Raw records:
----------------------------------------

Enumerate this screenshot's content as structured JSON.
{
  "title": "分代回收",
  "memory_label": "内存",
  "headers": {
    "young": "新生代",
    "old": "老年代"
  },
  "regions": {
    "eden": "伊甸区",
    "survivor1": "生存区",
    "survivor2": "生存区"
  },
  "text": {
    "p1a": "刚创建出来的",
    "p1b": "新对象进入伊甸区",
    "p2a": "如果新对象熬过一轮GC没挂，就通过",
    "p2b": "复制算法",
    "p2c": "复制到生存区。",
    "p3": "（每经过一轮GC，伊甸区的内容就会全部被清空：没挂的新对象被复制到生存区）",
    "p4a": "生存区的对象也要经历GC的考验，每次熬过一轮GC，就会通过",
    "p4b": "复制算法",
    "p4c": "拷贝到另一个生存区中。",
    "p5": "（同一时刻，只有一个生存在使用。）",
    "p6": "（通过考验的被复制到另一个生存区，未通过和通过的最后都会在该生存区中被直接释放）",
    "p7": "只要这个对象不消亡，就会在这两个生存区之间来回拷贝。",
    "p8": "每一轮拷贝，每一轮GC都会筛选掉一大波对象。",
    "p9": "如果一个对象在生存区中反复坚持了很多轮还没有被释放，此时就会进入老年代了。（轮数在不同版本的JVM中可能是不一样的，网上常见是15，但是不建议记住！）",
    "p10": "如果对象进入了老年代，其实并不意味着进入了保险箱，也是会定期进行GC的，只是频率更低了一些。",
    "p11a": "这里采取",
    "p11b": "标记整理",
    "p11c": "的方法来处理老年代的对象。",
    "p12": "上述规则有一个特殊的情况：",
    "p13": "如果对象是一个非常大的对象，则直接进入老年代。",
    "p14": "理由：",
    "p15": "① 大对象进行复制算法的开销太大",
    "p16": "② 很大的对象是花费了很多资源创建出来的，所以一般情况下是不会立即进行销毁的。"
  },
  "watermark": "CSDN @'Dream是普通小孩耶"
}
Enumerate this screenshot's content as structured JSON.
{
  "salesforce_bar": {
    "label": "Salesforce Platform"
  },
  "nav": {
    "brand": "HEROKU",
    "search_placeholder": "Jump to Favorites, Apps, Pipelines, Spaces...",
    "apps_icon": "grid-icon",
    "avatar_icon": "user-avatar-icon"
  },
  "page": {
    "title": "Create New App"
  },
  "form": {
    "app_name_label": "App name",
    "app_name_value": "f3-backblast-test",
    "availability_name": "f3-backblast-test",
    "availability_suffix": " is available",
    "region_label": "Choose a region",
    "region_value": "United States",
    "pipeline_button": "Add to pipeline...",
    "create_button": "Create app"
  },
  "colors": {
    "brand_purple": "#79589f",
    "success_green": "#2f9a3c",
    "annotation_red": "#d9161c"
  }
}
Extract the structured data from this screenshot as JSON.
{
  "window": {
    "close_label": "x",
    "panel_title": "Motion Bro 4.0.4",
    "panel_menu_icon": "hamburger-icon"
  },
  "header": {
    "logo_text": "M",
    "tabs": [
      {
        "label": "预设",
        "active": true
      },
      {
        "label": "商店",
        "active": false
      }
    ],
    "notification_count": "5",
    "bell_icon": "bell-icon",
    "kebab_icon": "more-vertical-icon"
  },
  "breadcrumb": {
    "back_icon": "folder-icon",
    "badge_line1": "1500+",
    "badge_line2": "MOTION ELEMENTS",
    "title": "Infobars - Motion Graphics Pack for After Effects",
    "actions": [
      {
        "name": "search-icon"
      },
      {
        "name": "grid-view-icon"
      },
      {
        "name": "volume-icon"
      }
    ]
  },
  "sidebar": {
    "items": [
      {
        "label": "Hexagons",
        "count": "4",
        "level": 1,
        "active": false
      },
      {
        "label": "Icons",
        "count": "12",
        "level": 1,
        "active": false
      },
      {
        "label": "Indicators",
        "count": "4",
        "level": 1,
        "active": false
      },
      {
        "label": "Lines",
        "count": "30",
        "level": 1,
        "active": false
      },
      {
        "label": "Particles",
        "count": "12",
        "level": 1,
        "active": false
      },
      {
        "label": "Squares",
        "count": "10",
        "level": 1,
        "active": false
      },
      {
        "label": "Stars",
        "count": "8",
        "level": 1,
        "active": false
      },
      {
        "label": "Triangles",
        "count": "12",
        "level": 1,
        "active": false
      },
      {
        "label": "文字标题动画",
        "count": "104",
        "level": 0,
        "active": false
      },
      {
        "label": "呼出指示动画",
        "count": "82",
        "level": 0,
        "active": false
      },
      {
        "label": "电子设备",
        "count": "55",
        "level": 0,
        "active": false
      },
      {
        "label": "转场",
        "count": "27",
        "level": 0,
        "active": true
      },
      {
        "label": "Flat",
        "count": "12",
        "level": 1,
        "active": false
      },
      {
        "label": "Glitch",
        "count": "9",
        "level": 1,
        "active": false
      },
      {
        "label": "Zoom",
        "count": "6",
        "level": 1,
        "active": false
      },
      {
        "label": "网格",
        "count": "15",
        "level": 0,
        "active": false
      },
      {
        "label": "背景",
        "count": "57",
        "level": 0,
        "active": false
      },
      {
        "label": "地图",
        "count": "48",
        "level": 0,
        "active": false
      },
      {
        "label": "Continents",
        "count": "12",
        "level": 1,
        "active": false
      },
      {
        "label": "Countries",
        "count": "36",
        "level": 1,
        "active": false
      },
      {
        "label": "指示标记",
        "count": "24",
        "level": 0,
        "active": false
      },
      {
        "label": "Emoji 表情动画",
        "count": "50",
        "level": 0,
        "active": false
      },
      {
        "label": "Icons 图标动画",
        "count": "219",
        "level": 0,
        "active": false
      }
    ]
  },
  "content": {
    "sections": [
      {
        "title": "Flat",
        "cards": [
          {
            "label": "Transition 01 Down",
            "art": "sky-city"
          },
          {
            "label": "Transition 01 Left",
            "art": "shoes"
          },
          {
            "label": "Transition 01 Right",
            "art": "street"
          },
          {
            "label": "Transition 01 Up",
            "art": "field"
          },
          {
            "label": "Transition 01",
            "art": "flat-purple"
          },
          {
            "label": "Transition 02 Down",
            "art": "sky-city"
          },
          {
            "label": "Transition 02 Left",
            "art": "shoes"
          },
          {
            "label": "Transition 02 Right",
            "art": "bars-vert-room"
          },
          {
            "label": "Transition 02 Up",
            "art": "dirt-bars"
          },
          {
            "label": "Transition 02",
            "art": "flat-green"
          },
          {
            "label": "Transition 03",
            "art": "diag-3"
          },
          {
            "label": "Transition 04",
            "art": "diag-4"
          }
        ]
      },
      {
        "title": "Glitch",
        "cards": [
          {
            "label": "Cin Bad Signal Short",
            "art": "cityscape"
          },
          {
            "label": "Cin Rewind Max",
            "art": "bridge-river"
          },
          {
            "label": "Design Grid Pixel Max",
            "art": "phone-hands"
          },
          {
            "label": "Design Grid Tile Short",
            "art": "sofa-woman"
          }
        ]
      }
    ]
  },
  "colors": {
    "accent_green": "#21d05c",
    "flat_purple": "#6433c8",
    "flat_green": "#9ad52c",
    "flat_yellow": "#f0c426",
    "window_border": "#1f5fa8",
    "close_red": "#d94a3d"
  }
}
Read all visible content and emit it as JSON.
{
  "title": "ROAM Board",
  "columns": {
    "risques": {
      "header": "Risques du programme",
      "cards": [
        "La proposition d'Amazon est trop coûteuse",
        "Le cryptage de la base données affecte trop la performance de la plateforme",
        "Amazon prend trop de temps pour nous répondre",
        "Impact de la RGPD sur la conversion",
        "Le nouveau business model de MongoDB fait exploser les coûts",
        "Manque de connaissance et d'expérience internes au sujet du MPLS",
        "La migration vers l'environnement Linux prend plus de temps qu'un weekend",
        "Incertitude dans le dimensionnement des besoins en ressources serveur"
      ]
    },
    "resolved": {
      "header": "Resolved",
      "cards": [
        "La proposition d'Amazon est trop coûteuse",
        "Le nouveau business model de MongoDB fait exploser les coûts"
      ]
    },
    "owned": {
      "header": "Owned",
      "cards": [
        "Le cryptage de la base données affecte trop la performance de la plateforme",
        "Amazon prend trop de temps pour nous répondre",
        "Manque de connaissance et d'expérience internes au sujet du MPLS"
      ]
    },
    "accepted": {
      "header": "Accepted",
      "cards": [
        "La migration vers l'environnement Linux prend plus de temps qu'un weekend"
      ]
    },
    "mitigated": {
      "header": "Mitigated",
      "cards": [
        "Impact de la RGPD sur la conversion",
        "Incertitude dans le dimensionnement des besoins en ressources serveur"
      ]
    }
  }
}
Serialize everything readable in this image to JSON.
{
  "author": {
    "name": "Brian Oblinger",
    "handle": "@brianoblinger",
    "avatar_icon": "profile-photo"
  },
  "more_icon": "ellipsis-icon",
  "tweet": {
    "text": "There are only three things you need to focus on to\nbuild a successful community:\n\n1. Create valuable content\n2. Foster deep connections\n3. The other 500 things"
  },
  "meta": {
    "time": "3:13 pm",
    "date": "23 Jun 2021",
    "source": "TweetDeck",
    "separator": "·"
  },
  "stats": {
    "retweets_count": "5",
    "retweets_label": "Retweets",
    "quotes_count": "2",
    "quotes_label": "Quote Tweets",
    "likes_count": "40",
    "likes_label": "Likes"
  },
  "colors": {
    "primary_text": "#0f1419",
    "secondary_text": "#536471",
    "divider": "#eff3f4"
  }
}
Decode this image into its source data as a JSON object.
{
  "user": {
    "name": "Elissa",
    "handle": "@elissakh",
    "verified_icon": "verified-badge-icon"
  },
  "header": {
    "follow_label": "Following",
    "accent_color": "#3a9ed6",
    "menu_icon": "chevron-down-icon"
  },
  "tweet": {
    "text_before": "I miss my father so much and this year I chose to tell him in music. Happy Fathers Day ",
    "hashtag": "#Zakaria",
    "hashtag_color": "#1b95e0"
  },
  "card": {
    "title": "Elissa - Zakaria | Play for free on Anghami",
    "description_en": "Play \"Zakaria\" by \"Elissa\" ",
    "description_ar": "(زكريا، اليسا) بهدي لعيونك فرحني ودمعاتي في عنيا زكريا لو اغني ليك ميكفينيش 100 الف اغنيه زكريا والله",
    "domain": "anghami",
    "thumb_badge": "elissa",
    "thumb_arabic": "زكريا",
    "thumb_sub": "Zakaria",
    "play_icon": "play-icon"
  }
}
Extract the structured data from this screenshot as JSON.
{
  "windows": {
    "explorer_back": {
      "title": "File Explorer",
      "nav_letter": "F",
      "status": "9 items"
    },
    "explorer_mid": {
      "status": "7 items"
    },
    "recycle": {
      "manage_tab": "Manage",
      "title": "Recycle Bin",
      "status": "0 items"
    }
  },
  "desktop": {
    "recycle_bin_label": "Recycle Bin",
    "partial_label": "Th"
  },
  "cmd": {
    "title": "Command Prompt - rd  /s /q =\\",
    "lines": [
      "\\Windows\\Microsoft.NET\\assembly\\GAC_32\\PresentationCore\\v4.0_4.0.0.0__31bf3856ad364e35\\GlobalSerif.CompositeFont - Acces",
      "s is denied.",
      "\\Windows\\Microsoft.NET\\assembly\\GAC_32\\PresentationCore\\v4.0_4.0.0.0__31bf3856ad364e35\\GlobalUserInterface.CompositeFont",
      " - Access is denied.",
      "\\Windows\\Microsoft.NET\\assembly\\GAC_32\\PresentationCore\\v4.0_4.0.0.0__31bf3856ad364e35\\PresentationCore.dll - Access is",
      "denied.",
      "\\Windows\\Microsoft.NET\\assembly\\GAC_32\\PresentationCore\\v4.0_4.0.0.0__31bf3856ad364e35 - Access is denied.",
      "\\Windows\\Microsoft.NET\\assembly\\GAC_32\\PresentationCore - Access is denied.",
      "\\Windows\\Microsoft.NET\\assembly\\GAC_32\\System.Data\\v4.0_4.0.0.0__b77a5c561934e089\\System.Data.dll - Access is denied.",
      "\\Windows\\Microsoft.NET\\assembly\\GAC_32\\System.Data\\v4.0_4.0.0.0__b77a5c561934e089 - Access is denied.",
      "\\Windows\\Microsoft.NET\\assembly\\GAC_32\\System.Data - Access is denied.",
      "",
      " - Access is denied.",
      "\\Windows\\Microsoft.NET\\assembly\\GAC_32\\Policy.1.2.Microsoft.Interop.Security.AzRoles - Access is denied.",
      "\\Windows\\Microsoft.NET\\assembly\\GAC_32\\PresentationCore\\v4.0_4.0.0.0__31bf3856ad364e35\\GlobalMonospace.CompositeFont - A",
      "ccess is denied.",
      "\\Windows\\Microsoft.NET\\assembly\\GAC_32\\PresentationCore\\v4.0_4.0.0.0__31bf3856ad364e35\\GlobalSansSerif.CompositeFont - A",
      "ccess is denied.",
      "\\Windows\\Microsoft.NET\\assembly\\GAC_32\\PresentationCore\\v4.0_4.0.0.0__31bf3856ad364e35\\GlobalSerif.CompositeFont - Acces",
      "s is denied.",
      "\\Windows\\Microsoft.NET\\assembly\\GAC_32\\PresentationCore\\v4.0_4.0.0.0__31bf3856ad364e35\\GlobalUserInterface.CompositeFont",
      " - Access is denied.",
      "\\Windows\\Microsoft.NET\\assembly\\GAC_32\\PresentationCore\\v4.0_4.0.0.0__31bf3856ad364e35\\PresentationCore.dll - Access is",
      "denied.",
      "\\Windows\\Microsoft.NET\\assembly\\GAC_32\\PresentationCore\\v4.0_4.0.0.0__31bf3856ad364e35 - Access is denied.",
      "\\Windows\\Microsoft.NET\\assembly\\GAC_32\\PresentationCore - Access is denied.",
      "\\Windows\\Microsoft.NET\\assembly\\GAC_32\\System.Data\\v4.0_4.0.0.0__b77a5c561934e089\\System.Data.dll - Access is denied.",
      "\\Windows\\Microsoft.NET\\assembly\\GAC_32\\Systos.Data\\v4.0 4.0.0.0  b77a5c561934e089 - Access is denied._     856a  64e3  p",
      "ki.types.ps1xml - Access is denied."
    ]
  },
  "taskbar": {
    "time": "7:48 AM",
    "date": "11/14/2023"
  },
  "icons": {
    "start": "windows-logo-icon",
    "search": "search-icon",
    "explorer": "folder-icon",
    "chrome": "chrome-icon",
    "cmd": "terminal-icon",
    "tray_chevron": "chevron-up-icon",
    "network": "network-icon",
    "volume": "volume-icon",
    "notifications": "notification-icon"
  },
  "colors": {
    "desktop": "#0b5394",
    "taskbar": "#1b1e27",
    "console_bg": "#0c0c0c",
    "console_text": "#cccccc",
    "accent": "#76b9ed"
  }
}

----------------------------------------

=== WHAT IS NEEDED ===
Say how many lines in the records above hold "nouveau", and give no other text.

=== THE SOLUTION ===
2